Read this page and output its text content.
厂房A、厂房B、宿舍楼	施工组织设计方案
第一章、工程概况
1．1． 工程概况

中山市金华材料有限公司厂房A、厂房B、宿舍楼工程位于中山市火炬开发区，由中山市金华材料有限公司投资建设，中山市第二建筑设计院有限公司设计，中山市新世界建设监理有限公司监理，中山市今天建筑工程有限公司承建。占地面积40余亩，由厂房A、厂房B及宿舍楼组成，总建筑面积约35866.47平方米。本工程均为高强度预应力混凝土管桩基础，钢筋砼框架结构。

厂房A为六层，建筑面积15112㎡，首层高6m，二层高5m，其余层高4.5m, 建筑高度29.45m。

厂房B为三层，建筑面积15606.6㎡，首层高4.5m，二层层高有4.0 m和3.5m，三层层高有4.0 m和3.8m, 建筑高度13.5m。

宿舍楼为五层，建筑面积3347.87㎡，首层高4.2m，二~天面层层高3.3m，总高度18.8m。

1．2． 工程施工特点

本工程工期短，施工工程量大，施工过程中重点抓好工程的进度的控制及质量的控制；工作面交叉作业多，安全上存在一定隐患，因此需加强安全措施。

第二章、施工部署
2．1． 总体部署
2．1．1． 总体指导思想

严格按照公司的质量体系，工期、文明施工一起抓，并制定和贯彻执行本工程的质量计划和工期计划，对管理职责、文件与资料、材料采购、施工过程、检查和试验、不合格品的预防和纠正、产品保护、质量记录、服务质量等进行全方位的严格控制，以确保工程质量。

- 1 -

-- -- --

Transcribe the data. Leave every line exactly as it is.

§ Result
Read this page and output its text content.
厂房A、厂房B、宿舍楼	施工组织设计方案
第一章、工程概况
1．1． 工程概况

中山市金华材料有限公司厂房A、厂房B、宿舍楼工程位于中山市火炬开发区，由中山市金华材料有限公司投资建设，中山市第二建筑设计院有限公司设计，中山市新世界建设监理有限公司监理，中山市今天建筑工程有限公司承建。占地面积40余亩，由厂房A、厂房B及宿舍楼组成，总建筑面积约35866.47平方米。本工程均为高强度预应力混凝土管桩基础，钢筋砼框架结构。

厂房A为六层，建筑面积15112㎡，首层高6m，二层高5m，其余层高4.5m, 建筑高度29.45m。

厂房B为三层，建筑面积15606.6㎡，首层高4.5m，二层层高有4.0 m和3.5m，三层层高有4.0 m和3.8m, 建筑高度13.5m。

宿舍楼为五层，建筑面积3347.87㎡，首层高4.2m，二~天面层层高3.3m，总高度18.8m。

1．2． 工程施工特点

本工程工期短，施工工程量大，施工过程中重点抓好工程的进度的控制及质量的控制；工作面交叉作业多，安全上存在一定隐患，因此需加强安全措施。

第二章、施工部署
2．1． 总体部署
2．1．1． 总体指导思想

严格按照公司的质量体系，工期、文明施工一起抓，并制定和贯彻执行本工程的质量计划和工期计划，对管理职责、文件与资料、材料采购、施工过程、检查和试验、不合格品的预防和纠正、产品保护、质量记录、服务质量等进行全方位的严格控制，以确保工程质量。

- 1 -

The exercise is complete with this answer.